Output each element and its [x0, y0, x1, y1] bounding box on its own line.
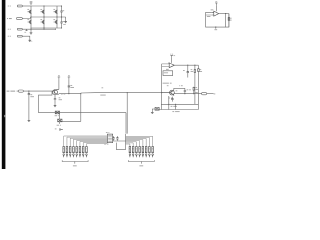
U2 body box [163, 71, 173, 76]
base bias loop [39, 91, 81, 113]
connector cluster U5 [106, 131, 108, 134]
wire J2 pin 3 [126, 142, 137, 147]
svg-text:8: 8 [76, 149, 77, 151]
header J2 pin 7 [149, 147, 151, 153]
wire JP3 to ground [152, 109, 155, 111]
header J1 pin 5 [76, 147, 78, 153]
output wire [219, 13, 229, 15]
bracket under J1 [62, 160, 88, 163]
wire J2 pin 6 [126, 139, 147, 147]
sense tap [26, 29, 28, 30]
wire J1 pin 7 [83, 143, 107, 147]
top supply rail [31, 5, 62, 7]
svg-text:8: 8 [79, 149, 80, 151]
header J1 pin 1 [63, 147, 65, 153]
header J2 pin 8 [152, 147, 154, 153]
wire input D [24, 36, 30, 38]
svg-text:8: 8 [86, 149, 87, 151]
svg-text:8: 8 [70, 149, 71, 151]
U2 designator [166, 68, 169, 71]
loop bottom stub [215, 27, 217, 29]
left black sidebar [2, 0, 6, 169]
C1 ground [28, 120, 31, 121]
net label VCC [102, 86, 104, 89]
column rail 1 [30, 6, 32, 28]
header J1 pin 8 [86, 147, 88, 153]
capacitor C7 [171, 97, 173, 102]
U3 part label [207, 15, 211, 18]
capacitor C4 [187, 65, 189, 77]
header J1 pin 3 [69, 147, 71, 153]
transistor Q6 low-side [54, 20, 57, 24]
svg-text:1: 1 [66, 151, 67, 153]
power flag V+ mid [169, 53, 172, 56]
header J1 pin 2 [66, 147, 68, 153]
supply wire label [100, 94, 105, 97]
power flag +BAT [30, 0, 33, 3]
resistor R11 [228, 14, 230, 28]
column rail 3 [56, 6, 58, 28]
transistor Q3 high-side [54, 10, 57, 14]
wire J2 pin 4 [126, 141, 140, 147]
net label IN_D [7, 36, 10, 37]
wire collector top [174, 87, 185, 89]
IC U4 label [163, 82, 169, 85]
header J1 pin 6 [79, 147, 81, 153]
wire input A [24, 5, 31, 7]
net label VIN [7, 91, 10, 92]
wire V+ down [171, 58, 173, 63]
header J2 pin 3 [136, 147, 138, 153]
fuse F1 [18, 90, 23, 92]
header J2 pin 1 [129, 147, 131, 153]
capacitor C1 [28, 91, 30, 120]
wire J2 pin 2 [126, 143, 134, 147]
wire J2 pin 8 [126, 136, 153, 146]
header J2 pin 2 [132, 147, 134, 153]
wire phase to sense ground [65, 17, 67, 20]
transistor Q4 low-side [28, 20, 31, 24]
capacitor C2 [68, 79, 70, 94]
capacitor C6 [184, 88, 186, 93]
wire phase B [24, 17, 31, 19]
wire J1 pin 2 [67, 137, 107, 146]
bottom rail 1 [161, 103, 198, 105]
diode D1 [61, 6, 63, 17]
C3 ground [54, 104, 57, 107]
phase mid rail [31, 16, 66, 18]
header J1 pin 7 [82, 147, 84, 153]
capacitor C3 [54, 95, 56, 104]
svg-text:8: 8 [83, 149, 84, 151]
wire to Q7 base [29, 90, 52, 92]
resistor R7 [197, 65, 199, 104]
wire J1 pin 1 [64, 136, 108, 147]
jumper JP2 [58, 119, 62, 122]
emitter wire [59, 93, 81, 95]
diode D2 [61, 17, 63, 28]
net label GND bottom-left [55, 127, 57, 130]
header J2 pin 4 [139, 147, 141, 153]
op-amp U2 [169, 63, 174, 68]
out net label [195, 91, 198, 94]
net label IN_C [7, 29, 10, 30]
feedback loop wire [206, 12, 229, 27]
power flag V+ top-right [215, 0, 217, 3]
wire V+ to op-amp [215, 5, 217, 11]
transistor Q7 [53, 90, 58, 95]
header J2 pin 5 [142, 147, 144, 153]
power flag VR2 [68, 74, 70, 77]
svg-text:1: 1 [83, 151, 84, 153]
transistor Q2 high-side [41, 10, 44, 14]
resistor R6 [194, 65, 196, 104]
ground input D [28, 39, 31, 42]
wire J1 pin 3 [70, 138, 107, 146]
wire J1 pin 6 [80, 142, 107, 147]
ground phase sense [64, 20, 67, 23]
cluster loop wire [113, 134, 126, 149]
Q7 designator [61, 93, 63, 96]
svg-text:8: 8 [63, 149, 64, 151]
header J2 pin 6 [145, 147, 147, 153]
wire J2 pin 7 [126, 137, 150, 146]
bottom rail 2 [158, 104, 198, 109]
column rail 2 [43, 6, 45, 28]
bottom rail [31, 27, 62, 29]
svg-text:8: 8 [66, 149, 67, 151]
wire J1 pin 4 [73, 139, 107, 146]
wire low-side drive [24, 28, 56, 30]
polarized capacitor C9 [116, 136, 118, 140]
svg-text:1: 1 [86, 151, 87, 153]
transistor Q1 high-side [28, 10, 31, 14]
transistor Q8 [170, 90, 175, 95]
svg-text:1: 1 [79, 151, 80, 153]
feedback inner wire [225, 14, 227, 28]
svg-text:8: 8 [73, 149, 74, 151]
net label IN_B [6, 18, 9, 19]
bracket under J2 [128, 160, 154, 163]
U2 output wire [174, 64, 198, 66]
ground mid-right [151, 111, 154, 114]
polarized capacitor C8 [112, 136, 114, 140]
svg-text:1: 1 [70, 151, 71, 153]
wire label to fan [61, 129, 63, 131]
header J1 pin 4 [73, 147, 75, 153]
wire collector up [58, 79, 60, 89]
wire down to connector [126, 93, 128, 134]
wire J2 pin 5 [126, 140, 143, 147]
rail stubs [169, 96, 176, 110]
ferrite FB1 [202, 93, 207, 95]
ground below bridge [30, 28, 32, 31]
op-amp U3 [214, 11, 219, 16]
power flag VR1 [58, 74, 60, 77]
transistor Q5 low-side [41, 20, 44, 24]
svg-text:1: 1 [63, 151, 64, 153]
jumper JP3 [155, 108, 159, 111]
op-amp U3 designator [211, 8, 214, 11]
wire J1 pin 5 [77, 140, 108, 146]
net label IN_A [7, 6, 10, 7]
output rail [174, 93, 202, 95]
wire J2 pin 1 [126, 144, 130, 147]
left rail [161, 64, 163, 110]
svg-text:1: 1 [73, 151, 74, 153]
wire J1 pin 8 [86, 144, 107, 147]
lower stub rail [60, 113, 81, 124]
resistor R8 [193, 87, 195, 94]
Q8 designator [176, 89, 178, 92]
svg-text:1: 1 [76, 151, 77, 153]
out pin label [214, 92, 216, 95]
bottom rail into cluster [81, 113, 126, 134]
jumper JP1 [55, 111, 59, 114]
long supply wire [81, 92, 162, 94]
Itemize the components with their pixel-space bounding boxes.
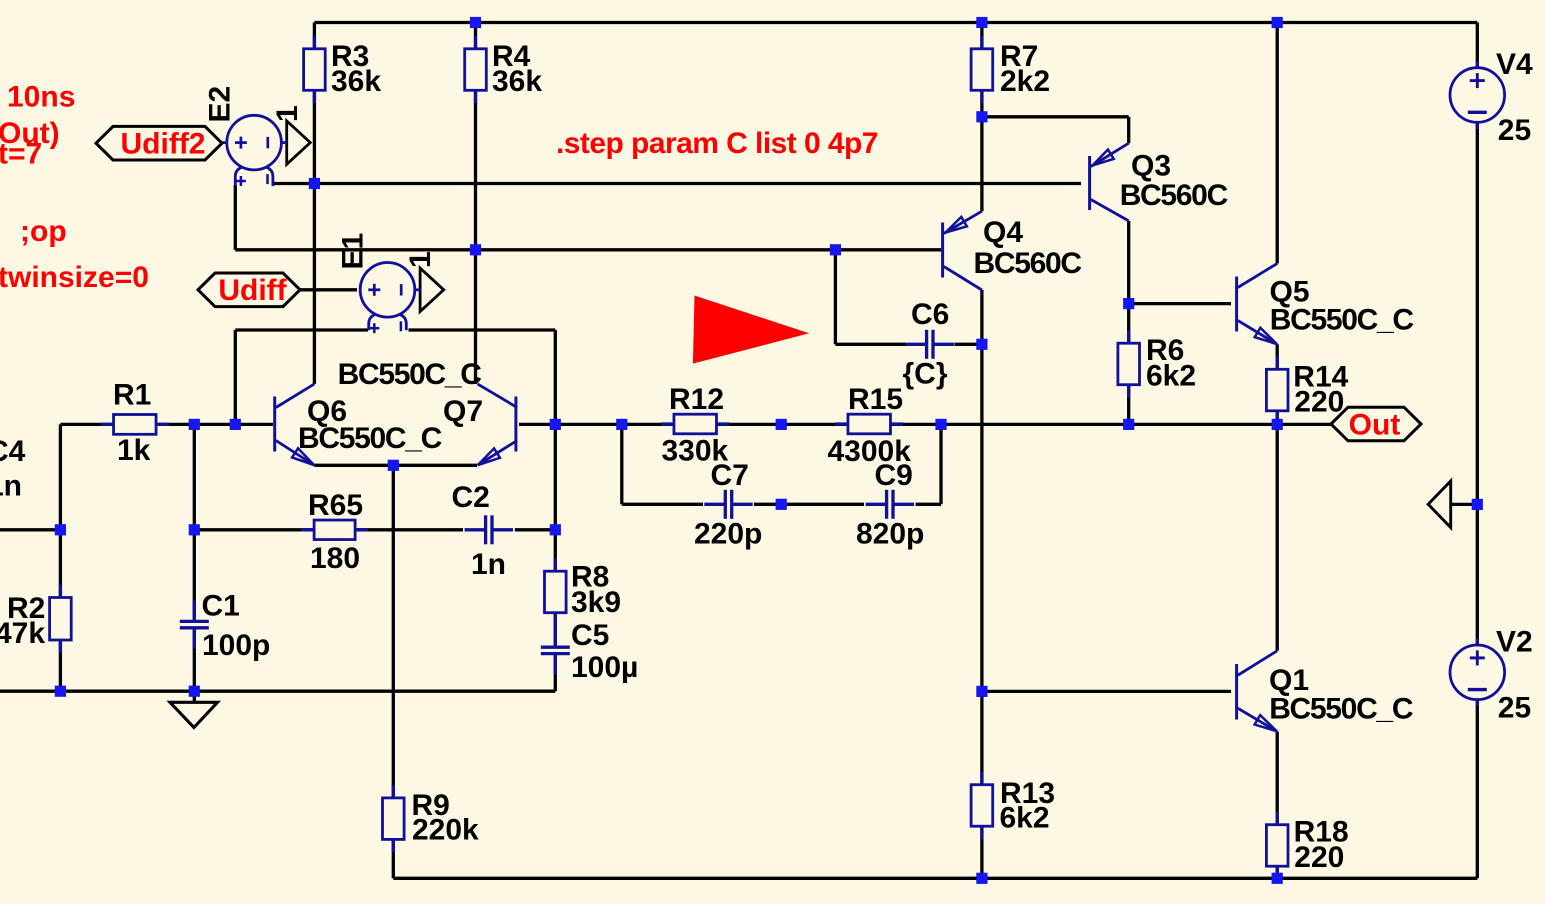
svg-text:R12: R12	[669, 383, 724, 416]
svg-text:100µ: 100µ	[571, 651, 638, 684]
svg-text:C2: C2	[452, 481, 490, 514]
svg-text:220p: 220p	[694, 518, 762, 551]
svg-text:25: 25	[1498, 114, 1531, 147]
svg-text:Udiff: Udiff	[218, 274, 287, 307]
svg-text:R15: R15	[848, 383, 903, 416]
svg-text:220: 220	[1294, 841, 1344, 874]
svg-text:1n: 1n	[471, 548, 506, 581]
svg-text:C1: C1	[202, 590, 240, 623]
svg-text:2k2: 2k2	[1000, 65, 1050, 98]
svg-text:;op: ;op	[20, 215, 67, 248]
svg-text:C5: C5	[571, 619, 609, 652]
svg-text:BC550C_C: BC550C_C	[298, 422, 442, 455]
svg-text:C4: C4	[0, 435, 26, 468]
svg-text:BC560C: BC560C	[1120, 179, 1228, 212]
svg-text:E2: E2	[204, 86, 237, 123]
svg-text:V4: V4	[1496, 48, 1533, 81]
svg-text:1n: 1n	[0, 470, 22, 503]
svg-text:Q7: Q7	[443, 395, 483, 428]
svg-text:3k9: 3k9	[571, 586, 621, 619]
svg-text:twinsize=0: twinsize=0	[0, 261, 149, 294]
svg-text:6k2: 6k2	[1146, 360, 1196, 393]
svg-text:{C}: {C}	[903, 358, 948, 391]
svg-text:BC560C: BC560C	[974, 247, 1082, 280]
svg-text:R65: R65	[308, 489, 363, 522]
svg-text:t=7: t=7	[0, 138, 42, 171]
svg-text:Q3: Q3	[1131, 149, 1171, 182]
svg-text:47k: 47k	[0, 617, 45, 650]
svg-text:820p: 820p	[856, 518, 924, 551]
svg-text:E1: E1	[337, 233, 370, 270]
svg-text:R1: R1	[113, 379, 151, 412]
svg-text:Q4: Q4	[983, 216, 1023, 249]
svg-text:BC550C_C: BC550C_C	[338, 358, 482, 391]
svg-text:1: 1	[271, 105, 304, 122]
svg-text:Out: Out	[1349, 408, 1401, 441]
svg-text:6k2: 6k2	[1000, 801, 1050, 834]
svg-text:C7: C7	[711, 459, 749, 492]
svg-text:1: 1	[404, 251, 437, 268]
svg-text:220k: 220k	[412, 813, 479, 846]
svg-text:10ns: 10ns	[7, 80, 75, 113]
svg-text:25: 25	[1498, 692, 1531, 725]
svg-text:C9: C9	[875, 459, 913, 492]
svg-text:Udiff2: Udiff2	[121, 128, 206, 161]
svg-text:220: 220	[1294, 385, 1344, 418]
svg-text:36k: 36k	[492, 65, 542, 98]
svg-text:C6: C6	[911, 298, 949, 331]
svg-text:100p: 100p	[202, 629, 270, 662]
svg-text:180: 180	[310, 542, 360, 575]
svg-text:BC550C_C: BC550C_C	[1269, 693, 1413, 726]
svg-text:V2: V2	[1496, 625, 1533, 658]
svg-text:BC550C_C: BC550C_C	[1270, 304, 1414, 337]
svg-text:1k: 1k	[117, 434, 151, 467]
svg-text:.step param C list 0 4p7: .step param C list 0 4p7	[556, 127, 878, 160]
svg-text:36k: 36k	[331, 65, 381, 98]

TASK OBJECTIVE » Repeat the data lines verbatim, beginning at the line that contains "U2 body box [163, 71, 173, 76]" and stopping after the line that contains "fuse F1 [18, 90, 23, 92]".

EXERCISE OUTPUT »
U2 body box [163, 71, 173, 76]
base bias loop [39, 91, 81, 113]
connector cluster U5 [106, 131, 108, 134]
wire J2 pin 3 [126, 142, 137, 147]
svg-text:8: 8 [76, 149, 77, 151]
header J2 pin 7 [149, 147, 151, 153]
wire JP3 to ground [152, 109, 155, 111]
header J1 pin 5 [76, 147, 78, 153]
output wire [219, 13, 229, 15]
bracket under J1 [62, 160, 88, 163]
wire J2 pin 6 [126, 139, 147, 147]
sense tap [26, 29, 28, 30]
wire J1 pin 7 [83, 143, 107, 147]
top supply rail [31, 5, 62, 7]
svg-text:8: 8 [79, 149, 80, 151]
header J1 pin 1 [63, 147, 65, 153]
header J2 pin 8 [152, 147, 154, 153]
wire input D [24, 36, 30, 38]
svg-text:8: 8 [86, 149, 87, 151]
svg-text:8: 8 [70, 149, 71, 151]
U2 designator [166, 68, 169, 71]
loop bottom stub [215, 27, 217, 29]
left black sidebar [2, 0, 6, 169]
C1 ground [28, 120, 31, 121]
net label VCC [102, 86, 104, 89]
column rail 1 [30, 6, 32, 28]
header J1 pin 8 [86, 147, 88, 153]
capacitor C7 [171, 97, 173, 102]
U3 part label [207, 15, 211, 18]
capacitor C4 [187, 65, 189, 77]
header J1 pin 3 [69, 147, 71, 153]
transistor Q6 low-side [54, 20, 57, 24]
svg-text:1: 1 [66, 151, 67, 153]
power flag V+ mid [169, 53, 172, 56]
header J1 pin 2 [66, 147, 68, 153]
supply wire label [100, 94, 105, 97]
power flag +BAT [30, 0, 33, 3]
resistor R11 [228, 14, 230, 28]
column rail 3 [56, 6, 58, 28]
transistor Q3 high-side [54, 10, 57, 14]
wire J2 pin 4 [126, 141, 140, 147]
net label IN_D [7, 36, 10, 37]
wire collector top [174, 87, 185, 89]
IC U4 label [163, 82, 169, 85]
header J1 pin 6 [79, 147, 81, 153]
wire input A [24, 5, 31, 7]
net label VIN [7, 91, 10, 92]
wire V+ down [171, 58, 173, 63]
header J2 pin 3 [136, 147, 138, 153]
fuse F1 [18, 90, 23, 92]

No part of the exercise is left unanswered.